▶ TRECHO
::::
Apesar dos avanços no emprego, a desigualdade salarial subiu. Em 2023, as mulheres recebiam 13,7% a menos no salário mediano de contratação. Agora, a diferença é de 14,3%. No rendimento médio, a diferença passou de 20,7% para 21,3%.

"Não é o relatório dos nossos sonhos, mas é a evolução da possibilidade. A lei é importante porque traça parâmetros e cria condições de processo de fiscalização. E é necessário dar acesso às mulheres na instância de poder nas empresas. O desejo é que se tenha uma diretoria formada por dez [pessoas], em que se tenha cinco mulheres e cinco homens ou seis mulheres e quatro homens", afirmou o ministro do Trabalho e Emprego, Luiz Marinho.

Conforme o documento, os estados com menor desigualdade são Acre (91,9%) e Piauí (92,1%). Já os com maior desigualdade salarial são Espírito Santo (70,7%), Rio de Janeiro (71,2%) e Paraná (71,3%).

"Este quinto relatório não é aquilo que a gente queria. Mas qualquer medida não acontece sem a participação da sociedade", disse a ministra das Mulheres, Márcia Lopes.

A proporção de empresas que afirmam promover mulheres aumentou, passando de 38,8% para 48,7%. Já as ações de contratação de mulheres com deficiência, LGBTQIA+ e chefes de família permaneceram estáveis.
::::
▶ EXTRATO DE DADOS
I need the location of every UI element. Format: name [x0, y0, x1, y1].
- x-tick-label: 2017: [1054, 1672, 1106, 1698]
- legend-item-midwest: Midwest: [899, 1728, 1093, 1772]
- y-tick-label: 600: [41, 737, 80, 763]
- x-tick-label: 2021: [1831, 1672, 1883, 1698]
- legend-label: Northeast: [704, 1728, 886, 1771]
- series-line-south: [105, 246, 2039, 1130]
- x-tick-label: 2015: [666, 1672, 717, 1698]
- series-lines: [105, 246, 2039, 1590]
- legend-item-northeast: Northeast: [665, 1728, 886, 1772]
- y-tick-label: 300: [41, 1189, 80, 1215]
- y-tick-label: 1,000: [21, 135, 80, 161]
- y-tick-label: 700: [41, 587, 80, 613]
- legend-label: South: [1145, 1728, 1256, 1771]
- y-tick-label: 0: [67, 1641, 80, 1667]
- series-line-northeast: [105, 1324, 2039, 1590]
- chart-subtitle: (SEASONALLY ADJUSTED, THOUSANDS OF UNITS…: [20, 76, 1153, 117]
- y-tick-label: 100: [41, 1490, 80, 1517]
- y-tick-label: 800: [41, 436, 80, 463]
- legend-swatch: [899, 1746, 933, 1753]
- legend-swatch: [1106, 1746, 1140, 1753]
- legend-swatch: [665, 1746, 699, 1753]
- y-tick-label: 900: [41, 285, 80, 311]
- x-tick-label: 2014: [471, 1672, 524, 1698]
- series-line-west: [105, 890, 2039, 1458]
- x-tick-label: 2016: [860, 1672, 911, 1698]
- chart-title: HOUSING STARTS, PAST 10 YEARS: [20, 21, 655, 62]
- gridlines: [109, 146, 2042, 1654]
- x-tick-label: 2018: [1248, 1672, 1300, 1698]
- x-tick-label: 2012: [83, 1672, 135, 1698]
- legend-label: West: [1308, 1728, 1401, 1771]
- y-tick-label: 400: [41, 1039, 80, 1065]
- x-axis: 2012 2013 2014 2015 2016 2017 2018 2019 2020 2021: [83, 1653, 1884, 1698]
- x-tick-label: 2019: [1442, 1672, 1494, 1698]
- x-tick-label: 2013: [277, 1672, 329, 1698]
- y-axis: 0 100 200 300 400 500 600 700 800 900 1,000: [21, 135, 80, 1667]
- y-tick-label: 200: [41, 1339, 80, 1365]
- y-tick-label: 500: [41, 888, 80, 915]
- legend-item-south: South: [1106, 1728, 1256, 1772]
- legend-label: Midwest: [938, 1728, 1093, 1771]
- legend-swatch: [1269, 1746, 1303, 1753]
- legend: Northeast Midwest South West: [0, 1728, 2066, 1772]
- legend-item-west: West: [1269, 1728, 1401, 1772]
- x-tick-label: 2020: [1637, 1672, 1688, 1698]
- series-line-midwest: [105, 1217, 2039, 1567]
::::
▶ ATIVIDADES
[a] Liste todos os estados citados no trecho sobre a desigualdade salarial entre mulheres e homens.
[b] Prolongue o trecho sobre a desigualdade salarial entre mulheres e homens a partir da última frase.

▶ RESPOSTAS POR TAREFA
[a] Acre, Piauí, Espírito Santo, Rio de Janeiro e Paraná.

[b]
Os dados têm como base a Relação Anual de Informações Sociais (RAIS) e abrangem cerca de 53,5 mil estabelecimentos com 100 ou mais empregados. Segundo o levantamento, o salário médio é de R$ 4.594,89, enquanto o salário contratual mediano é de R$ 2.295,36.

Sobre a lei

Sancionada em 2023, a Lei nº 14.611 reforça a igualdade salarial e de critérios remuneratórios entre homens e mulheres, alterando a Consolidação das Leis do Trabalho (CLT).

Empresas com 100 ou mais empregados devem adotar medidas para garantir essa igualdade, incluindo a promoção da transparência salarial, fiscalização contra a discriminação, o estabelecimento de canais de denúncia e o apoio à capacitação de mulheres.